• [WHAT YOU ARE ASKED TO DO]:
Give the data below again, word for word.

───

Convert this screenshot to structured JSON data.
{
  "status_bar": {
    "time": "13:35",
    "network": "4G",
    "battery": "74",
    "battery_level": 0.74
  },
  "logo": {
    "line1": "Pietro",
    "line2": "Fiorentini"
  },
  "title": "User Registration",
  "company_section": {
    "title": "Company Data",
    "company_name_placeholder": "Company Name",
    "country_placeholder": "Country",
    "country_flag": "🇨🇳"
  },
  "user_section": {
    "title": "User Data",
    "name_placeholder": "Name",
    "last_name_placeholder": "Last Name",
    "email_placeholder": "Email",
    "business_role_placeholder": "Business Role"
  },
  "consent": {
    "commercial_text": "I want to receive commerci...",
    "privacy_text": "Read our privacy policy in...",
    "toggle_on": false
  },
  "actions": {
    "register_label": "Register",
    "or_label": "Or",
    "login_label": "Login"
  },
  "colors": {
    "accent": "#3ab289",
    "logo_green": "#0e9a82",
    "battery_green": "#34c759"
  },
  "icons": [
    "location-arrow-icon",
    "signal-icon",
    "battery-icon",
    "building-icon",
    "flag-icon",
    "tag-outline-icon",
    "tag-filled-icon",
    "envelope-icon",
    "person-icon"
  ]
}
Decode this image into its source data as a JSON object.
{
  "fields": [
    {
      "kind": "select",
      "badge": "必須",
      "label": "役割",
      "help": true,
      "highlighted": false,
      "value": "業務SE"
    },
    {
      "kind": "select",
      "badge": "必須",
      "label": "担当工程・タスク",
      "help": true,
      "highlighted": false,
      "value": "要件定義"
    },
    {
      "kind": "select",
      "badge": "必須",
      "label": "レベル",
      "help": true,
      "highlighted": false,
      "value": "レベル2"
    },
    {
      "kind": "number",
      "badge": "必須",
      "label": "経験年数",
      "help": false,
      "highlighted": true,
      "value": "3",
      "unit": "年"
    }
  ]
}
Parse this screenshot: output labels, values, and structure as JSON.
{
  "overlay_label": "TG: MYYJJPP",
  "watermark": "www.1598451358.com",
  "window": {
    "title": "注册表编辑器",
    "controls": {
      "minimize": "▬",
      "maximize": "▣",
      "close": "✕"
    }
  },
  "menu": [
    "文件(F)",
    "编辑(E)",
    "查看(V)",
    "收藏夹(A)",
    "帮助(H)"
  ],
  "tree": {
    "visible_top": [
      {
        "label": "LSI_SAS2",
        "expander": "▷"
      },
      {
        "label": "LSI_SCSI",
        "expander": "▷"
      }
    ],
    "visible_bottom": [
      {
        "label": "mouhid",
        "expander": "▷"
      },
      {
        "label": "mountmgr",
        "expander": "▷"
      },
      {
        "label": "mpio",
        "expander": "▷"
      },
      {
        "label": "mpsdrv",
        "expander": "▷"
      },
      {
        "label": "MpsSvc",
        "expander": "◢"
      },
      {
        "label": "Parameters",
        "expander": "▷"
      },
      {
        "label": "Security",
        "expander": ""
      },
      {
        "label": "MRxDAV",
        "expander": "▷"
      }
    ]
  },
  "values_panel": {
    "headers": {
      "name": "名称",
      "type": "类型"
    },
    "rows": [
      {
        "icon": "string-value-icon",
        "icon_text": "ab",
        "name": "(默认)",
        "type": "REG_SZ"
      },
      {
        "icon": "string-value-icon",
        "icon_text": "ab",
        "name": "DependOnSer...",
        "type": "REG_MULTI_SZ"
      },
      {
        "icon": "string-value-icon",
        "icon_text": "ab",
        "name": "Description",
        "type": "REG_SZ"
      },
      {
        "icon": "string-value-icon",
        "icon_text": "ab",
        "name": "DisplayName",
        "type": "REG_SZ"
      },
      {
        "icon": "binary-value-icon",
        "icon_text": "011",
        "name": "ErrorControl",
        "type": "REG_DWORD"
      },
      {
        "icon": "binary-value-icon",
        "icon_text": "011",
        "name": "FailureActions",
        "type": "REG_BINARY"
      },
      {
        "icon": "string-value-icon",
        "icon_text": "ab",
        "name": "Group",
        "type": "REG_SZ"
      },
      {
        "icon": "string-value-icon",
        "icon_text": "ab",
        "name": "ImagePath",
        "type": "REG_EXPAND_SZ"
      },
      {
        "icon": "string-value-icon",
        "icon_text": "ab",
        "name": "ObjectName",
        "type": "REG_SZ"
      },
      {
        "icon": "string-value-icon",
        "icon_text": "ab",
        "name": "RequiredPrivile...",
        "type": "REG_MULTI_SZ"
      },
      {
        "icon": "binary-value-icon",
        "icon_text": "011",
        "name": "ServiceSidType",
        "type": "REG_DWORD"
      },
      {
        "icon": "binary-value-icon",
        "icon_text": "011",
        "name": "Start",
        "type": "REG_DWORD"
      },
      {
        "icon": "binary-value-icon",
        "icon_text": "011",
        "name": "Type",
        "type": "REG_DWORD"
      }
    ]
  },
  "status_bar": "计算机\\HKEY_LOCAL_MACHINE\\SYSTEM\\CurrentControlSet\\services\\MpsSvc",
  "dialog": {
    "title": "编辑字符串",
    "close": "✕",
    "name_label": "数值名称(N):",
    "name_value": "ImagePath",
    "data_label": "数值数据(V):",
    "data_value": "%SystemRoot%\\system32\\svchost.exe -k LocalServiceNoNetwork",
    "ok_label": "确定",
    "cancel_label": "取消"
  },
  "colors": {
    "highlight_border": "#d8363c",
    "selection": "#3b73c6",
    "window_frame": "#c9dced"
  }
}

───

• [FINISHED TASK]:
Convert this screenshot to structured JSON data.
{
  "status_bar": {
    "time": "13:35",
    "network": "4G",
    "battery": "74",
    "battery_level": 0.74
  },
  "logo": {
    "line1": "Pietro",
    "line2": "Fiorentini"
  },
  "title": "User Registration",
  "company_section": {
    "title": "Company Data",
    "company_name_placeholder": "Company Name",
    "country_placeholder": "Country",
    "country_flag": "🇨🇳"
  },
  "user_section": {
    "title": "User Data",
    "name_placeholder": "Name",
    "last_name_placeholder": "Last Name",
    "email_placeholder": "Email",
    "business_role_placeholder": "Business Role"
  },
  "consent": {
    "commercial_text": "I want to receive commerci...",
    "privacy_text": "Read our privacy policy in...",
    "toggle_on": false
  },
  "actions": {
    "register_label": "Register",
    "or_label": "Or",
    "login_label": "Login"
  },
  "colors": {
    "accent": "#3ab289",
    "logo_green": "#0e9a82",
    "battery_green": "#34c759"
  },
  "icons": [
    "location-arrow-icon",
    "signal-icon",
    "battery-icon",
    "building-icon",
    "flag-icon",
    "tag-outline-icon",
    "tag-filled-icon",
    "envelope-icon",
    "person-icon"
  ]
}
Decode this image into its source data as a JSON object.
{
  "fields": [
    {
      "kind": "select",
      "badge": "必須",
      "label": "役割",
      "help": true,
      "highlighted": false,
      "value": "業務SE"
    },
    {
      "kind": "select",
      "badge": "必須",
      "label": "担当工程・タスク",
      "help": true,
      "highlighted": false,
      "value": "要件定義"
    },
    {
      "kind": "select",
      "badge": "必須",
      "label": "レベル",
      "help": true,
      "highlighted": false,
      "value": "レベル2"
    },
    {
      "kind": "number",
      "badge": "必須",
      "label": "経験年数",
      "help": false,
      "highlighted": true,
      "value": "3",
      "unit": "年"
    }
  ]
}
Parse this screenshot: output labels, values, and structure as JSON.
{
  "overlay_label": "TG: MYYJJPP",
  "watermark": "www.1598451358.com",
  "window": {
    "title": "注册表编辑器",
    "controls": {
      "minimize": "▬",
      "maximize": "▣",
      "close": "✕"
    }
  },
  "menu": [
    "文件(F)",
    "编辑(E)",
    "查看(V)",
    "收藏夹(A)",
    "帮助(H)"
  ],
  "tree": {
    "visible_top": [
      {
        "label": "LSI_SAS2",
        "expander": "▷"
      },
      {
        "label": "LSI_SCSI",
        "expander": "▷"
      }
    ],
    "visible_bottom": [
      {
        "label": "mouhid",
        "expander": "▷"
      },
      {
        "label": "mountmgr",
        "expander": "▷"
      },
      {
        "label": "mpio",
        "expander": "▷"
      },
      {
        "label": "mpsdrv",
        "expander": "▷"
      },
      {
        "label": "MpsSvc",
        "expander": "◢"
      },
      {
        "label": "Parameters",
        "expander": "▷"
      },
      {
        "label": "Security",
        "expander": ""
      },
      {
        "label": "MRxDAV",
        "expander": "▷"
      }
    ]
  },
  "values_panel": {
    "headers": {
      "name": "名称",
      "type": "类型"
    },
    "rows": [
      {
        "icon": "string-value-icon",
        "icon_text": "ab",
        "name": "(默认)",
        "type": "REG_SZ"
      },
      {
        "icon": "string-value-icon",
        "icon_text": "ab",
        "name": "DependOnSer...",
        "type": "REG_MULTI_SZ"
      },
      {
        "icon": "string-value-icon",
        "icon_text": "ab",
        "name": "Description",
        "type": "REG_SZ"
      },
      {
        "icon": "string-value-icon",
        "icon_text": "ab",
        "name": "DisplayName",
        "type": "REG_SZ"
      },
      {
        "icon": "binary-value-icon",
        "icon_text": "011",
        "name": "ErrorControl",
        "type": "REG_DWORD"
      },
      {
        "icon": "binary-value-icon",
        "icon_text": "011",
        "name": "FailureActions",
        "type": "REG_BINARY"
      },
      {
        "icon": "string-value-icon",
        "icon_text": "ab",
        "name": "Group",
        "type": "REG_SZ"
      },
      {
        "icon": "string-value-icon",
        "icon_text": "ab",
        "name": "ImagePath",
        "type": "REG_EXPAND_SZ"
      },
      {
        "icon": "string-value-icon",
        "icon_text": "ab",
        "name": "ObjectName",
        "type": "REG_SZ"
      },
      {
        "icon": "string-value-icon",
        "icon_text": "ab",
        "name": "RequiredPrivile...",
        "type": "REG_MULTI_SZ"
      },
      {
        "icon": "binary-value-icon",
        "icon_text": "011",
        "name": "ServiceSidType",
        "type": "REG_DWORD"
      },
      {
        "icon": "binary-value-icon",
        "icon_text": "011",
        "name": "Start",
        "type": "REG_DWORD"
      },
      {
        "icon": "binary-value-icon",
        "icon_text": "011",
        "name": "Type",
        "type": "REG_DWORD"
      }
    ]
  },
  "status_bar": "计算机\\HKEY_LOCAL_MACHINE\\SYSTEM\\CurrentControlSet\\services\\MpsSvc",
  "dialog": {
    "title": "编辑字符串",
    "close": "✕",
    "name_label": "数值名称(N):",
    "name_value": "ImagePath",
    "data_label": "数值数据(V):",
    "data_value": "%SystemRoot%\\system32\\svchost.exe -k LocalServiceNoNetwork",
    "ok_label": "确定",
    "cancel_label": "取消"
  },
  "colors": {
    "highlight_border": "#d8363c",
    "selection": "#3b73c6",
    "window_frame": "#c9dced"
  }
}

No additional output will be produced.